**Exercise description**
Find each line with the word "nuestra" and say how many there are, nothing else.

**Source records**

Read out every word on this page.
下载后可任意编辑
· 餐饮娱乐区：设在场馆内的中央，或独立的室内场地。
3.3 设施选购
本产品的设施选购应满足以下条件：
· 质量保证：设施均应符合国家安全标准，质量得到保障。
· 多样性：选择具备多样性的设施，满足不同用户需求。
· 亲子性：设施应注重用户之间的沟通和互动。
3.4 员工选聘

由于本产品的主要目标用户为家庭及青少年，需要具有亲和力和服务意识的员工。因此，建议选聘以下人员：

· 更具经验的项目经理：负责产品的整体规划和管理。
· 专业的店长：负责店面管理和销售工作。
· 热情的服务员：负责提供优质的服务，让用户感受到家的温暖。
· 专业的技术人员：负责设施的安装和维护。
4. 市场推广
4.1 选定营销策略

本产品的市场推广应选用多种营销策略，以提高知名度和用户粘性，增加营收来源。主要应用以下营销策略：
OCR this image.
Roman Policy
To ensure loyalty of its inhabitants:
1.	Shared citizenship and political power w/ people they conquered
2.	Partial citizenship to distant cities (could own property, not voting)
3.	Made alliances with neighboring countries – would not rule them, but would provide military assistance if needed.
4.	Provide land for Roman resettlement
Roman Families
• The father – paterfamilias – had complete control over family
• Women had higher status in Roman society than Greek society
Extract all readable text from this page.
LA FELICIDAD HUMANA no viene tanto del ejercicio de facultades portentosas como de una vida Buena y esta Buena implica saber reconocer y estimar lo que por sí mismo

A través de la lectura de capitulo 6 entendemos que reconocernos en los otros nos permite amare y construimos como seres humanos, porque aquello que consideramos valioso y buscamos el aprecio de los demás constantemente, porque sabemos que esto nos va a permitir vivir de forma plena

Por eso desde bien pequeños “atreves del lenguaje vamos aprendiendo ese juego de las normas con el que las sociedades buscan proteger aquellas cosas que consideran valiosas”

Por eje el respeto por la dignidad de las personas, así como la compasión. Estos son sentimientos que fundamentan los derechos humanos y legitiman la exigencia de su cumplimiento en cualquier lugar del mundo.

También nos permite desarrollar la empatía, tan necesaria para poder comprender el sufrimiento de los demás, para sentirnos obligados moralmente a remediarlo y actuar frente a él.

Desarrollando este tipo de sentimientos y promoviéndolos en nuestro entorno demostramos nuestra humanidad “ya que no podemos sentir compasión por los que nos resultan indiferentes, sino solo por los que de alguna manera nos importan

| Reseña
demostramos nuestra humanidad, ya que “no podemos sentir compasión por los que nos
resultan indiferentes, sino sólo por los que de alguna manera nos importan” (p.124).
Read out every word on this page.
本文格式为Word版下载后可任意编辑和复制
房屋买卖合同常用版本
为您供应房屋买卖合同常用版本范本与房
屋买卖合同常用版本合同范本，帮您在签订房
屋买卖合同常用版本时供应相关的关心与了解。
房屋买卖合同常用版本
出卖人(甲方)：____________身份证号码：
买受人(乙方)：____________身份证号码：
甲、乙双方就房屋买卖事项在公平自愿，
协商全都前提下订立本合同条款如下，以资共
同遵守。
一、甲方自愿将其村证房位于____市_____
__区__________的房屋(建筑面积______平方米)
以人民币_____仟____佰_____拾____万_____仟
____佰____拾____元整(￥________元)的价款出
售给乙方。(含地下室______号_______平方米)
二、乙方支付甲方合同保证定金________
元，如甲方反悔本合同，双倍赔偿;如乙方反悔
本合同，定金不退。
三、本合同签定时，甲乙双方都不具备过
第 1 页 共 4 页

**Output for this exercise**
2